## [Records for processing]
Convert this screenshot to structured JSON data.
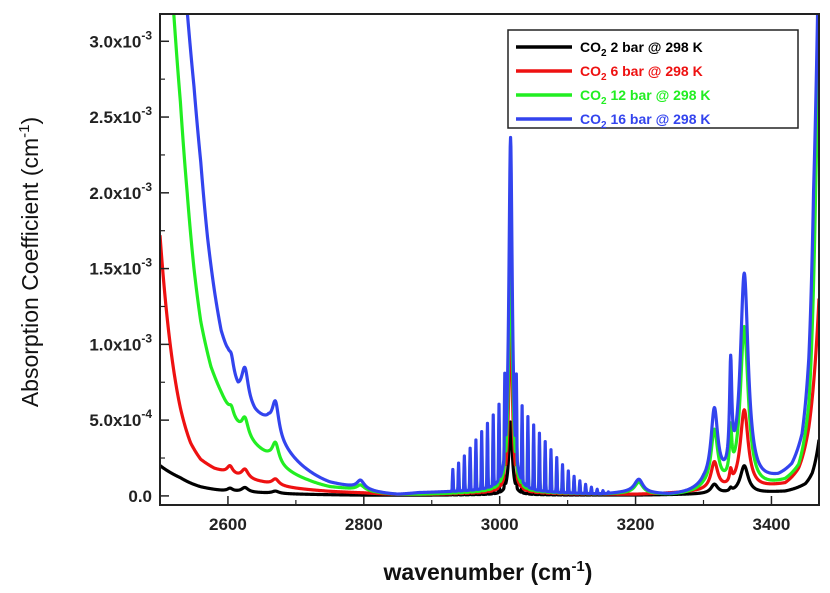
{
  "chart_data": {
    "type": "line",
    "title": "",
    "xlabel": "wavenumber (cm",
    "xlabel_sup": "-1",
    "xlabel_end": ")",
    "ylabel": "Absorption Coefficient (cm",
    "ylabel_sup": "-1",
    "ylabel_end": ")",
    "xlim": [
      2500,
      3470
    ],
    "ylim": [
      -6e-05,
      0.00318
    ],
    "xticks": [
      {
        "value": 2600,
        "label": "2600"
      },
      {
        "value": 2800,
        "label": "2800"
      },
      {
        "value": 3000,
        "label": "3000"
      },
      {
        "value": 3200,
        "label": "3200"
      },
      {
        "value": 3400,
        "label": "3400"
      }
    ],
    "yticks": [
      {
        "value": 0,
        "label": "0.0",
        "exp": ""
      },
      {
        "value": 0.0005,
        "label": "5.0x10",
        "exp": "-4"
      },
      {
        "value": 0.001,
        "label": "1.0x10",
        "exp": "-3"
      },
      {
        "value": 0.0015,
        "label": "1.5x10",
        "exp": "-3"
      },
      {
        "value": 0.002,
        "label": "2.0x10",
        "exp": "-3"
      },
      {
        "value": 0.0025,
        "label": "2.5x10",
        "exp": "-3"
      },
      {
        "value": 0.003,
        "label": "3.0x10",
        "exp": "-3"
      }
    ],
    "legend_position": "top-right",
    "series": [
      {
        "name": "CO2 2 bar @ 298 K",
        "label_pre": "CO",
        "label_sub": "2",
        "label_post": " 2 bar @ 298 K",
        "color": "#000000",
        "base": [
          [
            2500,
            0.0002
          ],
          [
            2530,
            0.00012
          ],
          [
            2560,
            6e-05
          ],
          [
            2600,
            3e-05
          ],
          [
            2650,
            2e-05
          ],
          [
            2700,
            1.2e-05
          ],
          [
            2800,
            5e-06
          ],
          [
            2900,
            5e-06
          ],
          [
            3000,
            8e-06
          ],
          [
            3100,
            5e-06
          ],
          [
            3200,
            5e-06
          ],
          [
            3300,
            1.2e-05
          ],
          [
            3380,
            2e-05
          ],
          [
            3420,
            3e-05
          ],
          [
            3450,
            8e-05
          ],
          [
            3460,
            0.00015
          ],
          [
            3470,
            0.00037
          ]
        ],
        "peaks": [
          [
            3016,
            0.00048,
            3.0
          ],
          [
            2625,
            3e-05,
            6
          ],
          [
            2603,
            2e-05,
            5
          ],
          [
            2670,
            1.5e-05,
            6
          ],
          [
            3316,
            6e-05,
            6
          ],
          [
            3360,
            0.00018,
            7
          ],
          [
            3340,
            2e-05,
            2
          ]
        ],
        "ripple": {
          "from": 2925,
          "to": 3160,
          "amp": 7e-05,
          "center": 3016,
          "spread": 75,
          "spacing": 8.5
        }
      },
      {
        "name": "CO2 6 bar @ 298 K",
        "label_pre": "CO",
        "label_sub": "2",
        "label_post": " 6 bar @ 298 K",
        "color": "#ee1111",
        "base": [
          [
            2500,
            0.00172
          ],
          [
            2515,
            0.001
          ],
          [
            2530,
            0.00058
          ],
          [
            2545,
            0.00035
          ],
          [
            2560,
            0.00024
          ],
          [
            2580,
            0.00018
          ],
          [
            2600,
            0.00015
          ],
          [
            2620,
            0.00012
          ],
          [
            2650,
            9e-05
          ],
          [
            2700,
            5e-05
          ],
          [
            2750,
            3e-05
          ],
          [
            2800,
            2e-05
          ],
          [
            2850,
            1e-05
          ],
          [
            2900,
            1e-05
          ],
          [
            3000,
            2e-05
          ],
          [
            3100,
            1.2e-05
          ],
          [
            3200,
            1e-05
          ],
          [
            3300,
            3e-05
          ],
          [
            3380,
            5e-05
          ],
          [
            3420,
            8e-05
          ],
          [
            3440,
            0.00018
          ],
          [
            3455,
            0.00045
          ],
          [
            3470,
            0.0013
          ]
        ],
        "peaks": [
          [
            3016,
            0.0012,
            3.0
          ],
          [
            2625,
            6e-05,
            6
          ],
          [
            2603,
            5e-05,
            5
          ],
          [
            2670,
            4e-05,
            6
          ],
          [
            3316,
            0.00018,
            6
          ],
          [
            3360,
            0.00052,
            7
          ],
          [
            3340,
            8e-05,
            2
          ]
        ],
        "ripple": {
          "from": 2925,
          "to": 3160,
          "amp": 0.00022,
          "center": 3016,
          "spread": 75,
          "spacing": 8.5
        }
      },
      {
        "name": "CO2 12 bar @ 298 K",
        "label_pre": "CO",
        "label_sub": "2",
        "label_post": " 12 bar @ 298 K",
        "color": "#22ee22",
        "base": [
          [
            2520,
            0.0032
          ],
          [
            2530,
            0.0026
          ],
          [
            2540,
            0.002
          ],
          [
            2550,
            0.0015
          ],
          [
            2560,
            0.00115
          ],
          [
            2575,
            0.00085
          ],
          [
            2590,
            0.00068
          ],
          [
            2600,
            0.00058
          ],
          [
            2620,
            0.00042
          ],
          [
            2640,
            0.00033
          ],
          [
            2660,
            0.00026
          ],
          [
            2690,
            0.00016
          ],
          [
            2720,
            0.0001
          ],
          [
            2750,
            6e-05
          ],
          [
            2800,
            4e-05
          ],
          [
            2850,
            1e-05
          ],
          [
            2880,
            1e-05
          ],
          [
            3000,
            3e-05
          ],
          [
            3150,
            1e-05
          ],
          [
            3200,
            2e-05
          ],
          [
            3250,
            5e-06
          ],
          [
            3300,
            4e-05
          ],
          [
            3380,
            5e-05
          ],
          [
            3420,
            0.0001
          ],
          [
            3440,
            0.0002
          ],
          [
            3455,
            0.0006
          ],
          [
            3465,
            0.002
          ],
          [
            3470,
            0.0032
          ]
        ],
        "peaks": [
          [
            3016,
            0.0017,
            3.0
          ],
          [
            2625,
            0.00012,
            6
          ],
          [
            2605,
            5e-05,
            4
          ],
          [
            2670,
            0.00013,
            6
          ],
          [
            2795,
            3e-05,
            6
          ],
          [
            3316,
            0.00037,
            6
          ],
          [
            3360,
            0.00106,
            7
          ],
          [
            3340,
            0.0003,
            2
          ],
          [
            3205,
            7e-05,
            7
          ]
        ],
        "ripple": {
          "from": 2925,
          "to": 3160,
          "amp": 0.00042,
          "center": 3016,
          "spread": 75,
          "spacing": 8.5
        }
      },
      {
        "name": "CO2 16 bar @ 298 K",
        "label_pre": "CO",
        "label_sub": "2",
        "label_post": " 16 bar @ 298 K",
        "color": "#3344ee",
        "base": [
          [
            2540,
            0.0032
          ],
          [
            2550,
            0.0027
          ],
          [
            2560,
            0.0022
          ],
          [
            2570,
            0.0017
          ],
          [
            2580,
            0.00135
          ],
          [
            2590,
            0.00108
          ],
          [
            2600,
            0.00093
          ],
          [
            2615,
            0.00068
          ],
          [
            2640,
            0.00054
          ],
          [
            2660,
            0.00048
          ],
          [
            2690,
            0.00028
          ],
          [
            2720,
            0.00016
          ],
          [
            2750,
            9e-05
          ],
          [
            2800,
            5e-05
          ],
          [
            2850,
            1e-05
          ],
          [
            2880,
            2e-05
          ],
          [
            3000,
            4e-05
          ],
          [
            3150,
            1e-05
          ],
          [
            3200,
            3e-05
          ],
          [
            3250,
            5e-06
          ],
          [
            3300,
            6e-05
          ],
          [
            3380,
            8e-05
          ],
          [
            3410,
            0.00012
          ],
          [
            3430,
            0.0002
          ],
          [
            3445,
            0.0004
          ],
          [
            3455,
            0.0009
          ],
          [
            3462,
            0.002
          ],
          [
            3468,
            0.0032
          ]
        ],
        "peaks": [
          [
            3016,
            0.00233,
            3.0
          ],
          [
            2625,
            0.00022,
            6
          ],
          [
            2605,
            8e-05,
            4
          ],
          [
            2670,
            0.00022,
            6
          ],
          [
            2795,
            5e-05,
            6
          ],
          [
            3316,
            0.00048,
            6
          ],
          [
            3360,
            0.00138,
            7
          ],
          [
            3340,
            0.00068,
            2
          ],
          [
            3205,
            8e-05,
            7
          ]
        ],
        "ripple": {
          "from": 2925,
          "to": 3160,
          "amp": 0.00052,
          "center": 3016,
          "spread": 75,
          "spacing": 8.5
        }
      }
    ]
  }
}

* * *

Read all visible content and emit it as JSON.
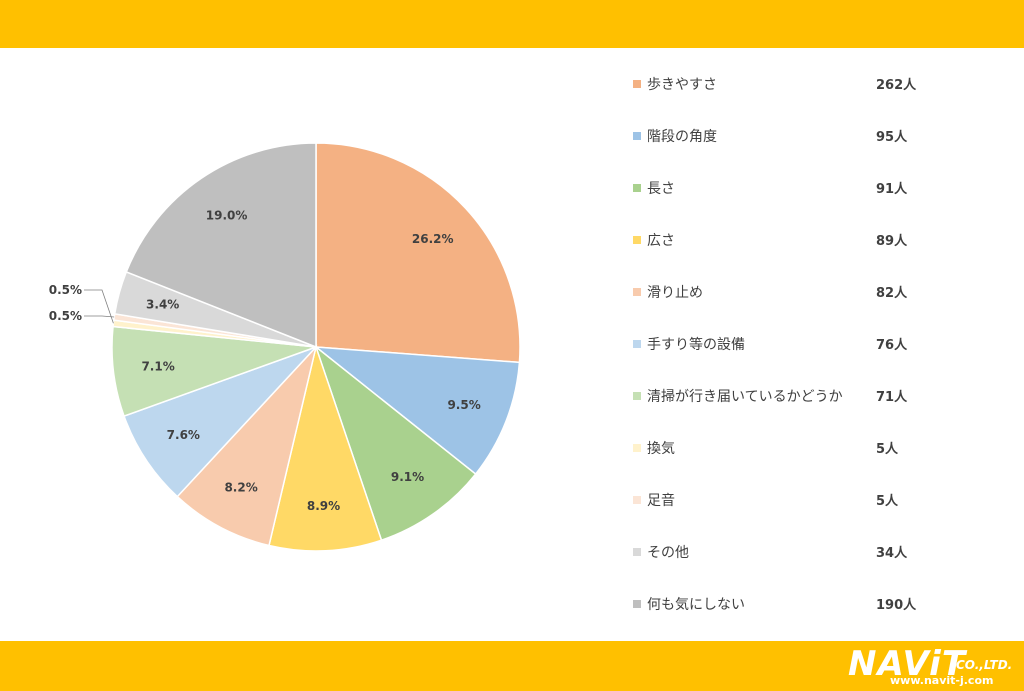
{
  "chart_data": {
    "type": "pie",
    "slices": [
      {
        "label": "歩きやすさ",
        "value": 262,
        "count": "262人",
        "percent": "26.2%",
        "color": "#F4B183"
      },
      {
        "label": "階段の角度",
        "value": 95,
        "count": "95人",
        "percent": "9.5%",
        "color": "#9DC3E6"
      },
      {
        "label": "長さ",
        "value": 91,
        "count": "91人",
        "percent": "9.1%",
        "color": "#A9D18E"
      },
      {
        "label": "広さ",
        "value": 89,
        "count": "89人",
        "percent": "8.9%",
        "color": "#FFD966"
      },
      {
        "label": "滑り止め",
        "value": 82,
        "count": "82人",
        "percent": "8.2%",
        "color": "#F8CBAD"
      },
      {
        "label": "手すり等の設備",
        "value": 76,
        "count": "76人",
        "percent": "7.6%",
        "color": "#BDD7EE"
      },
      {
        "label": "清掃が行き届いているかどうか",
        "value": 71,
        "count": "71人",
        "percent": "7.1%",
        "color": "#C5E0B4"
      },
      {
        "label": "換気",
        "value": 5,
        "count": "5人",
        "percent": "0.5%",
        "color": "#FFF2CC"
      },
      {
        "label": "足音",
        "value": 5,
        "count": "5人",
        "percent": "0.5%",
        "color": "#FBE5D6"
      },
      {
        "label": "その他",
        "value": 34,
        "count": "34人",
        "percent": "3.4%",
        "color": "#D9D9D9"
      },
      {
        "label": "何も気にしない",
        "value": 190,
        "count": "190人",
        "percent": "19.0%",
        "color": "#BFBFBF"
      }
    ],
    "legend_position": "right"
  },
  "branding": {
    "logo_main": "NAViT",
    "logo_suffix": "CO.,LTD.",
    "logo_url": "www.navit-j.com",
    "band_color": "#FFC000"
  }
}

...

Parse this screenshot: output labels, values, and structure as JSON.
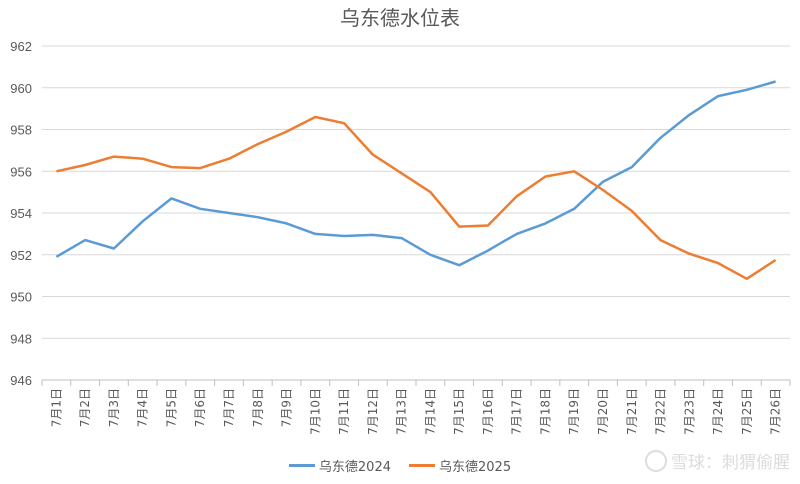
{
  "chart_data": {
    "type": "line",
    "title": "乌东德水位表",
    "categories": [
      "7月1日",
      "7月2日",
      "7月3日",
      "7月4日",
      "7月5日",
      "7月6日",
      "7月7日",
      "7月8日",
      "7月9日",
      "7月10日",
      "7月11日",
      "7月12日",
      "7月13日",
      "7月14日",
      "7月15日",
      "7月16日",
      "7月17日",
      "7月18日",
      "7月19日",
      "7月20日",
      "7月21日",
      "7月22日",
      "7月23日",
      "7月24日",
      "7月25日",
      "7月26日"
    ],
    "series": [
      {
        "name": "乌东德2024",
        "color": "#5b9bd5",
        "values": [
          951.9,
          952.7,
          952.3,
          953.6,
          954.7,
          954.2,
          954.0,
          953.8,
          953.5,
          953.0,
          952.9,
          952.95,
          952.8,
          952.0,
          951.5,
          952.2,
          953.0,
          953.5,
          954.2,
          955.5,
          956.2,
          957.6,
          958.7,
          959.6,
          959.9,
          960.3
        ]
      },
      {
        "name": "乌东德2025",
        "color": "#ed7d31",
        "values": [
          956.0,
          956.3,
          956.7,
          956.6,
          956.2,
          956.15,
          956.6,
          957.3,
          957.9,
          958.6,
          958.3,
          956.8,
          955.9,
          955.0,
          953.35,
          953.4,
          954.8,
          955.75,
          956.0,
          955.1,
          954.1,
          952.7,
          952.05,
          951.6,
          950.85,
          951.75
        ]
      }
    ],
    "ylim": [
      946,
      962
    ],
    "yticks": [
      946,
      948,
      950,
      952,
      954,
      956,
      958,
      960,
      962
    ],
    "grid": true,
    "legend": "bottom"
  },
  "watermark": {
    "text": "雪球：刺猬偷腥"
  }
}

## [Exercise aim]
Copy every line of the listing that includes the string "JSON".

## [Reply to the exercise]
Convert this screenshot to structured JSON data.
Read all visible content and emit it as JSON.
Parse this screenshot: output labels, values, and structure as JSON.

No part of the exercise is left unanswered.